━━━ Dataset content ━━━
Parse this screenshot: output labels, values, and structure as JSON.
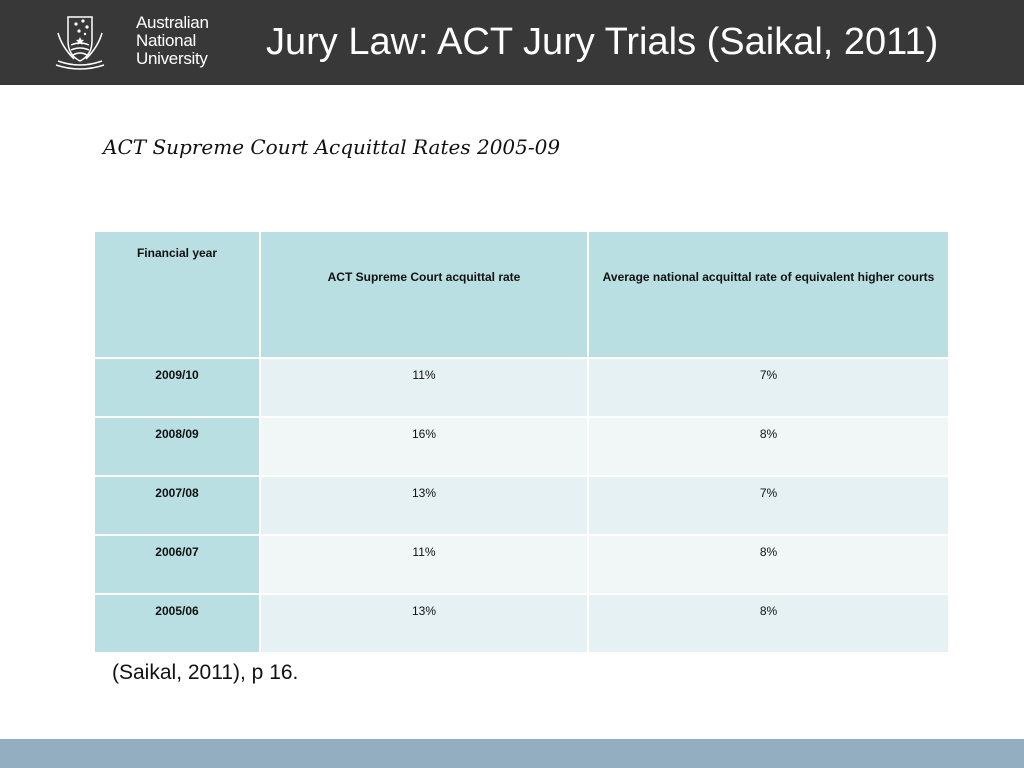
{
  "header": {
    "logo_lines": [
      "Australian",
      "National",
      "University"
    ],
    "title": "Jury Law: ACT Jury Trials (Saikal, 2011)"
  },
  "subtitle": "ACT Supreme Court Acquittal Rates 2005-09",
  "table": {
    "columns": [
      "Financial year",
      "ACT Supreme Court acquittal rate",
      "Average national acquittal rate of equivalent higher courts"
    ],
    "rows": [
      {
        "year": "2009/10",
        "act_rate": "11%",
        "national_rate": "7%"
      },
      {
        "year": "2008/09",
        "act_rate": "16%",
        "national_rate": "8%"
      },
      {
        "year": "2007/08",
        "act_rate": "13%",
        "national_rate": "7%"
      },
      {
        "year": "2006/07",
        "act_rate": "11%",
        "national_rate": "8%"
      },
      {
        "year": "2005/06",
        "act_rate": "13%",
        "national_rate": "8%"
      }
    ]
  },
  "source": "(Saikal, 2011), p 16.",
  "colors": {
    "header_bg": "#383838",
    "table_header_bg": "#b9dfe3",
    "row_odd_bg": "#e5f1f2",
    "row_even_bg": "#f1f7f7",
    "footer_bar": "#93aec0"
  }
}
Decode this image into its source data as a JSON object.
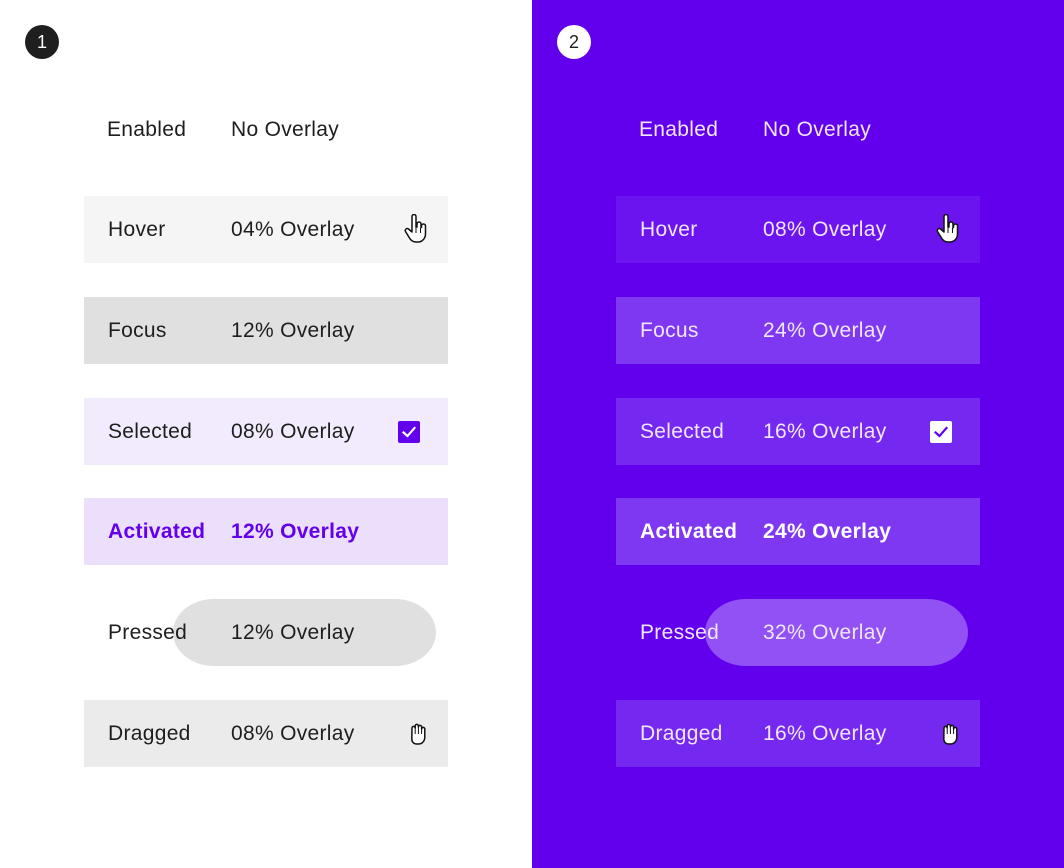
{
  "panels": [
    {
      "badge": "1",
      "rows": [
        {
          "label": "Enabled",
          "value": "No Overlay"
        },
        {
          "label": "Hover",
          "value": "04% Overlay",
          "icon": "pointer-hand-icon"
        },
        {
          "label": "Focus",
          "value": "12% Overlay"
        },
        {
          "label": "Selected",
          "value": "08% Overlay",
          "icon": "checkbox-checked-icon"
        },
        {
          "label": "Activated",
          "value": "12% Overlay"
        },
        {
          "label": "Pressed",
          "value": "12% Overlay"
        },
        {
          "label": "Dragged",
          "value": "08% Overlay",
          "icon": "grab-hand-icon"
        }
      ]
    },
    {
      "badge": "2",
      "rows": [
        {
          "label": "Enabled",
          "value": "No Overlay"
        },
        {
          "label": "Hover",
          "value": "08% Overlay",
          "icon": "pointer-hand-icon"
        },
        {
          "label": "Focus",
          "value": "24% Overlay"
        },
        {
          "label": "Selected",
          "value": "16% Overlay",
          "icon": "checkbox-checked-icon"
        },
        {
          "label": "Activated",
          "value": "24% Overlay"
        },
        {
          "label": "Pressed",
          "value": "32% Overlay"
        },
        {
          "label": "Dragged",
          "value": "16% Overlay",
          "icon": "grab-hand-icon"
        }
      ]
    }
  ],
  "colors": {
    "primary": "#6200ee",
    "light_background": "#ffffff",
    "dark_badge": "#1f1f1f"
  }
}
━━━
> [Work required]
Write out the entries above verbatim; the pictures do not belong in your copy.

> [Worked answer]
Parse this screenshot: output labels, values, and structure as JSON.
{
  "header": {
    "logo_lines": [
      "Australian",
      "National",
      "University"
    ],
    "title": "Jury Law: ACT Jury Trials (Saikal, 2011)"
  },
  "subtitle": "ACT Supreme Court Acquittal Rates 2005-09",
  "table": {
    "columns": [
      "Financial year",
      "ACT Supreme Court acquittal rate",
      "Average national acquittal rate of equivalent higher courts"
    ],
    "rows": [
      {
        "year": "2009/10",
        "act_rate": "11%",
        "national_rate": "7%"
      },
      {
        "year": "2008/09",
        "act_rate": "16%",
        "national_rate": "8%"
      },
      {
        "year": "2007/08",
        "act_rate": "13%",
        "national_rate": "7%"
      },
      {
        "year": "2006/07",
        "act_rate": "11%",
        "national_rate": "8%"
      },
      {
        "year": "2005/06",
        "act_rate": "13%",
        "national_rate": "8%"
      }
    ]
  },
  "source": "(Saikal, 2011), p 16.",
  "colors": {
    "header_bg": "#383838",
    "table_header_bg": "#b9dfe3",
    "row_odd_bg": "#e5f1f2",
    "row_even_bg": "#f1f7f7",
    "footer_bar": "#93aec0"
  }
}
Decode this image into its source data as a JSON object.
{
  "panels": [
    {
      "badge": "1",
      "rows": [
        {
          "label": "Enabled",
          "value": "No Overlay"
        },
        {
          "label": "Hover",
          "value": "04% Overlay",
          "icon": "pointer-hand-icon"
        },
        {
          "label": "Focus",
          "value": "12% Overlay"
        },
        {
          "label": "Selected",
          "value": "08% Overlay",
          "icon": "checkbox-checked-icon"
        },
        {
          "label": "Activated",
          "value": "12% Overlay"
        },
        {
          "label": "Pressed",
          "value": "12% Overlay"
        },
        {
          "label": "Dragged",
          "value": "08% Overlay",
          "icon": "grab-hand-icon"
        }
      ]
    },
    {
      "badge": "2",
      "rows": [
        {
          "label": "Enabled",
          "value": "No Overlay"
        },
        {
          "label": "Hover",
          "value": "08% Overlay",
          "icon": "pointer-hand-icon"
        },
        {
          "label": "Focus",
          "value": "24% Overlay"
        },
        {
          "label": "Selected",
          "value": "16% Overlay",
          "icon": "checkbox-checked-icon"
        },
        {
          "label": "Activated",
          "value": "24% Overlay"
        },
        {
          "label": "Pressed",
          "value": "32% Overlay"
        },
        {
          "label": "Dragged",
          "value": "16% Overlay",
          "icon": "grab-hand-icon"
        }
      ]
    }
  ],
  "colors": {
    "primary": "#6200ee",
    "light_background": "#ffffff",
    "dark_badge": "#1f1f1f"
  }
}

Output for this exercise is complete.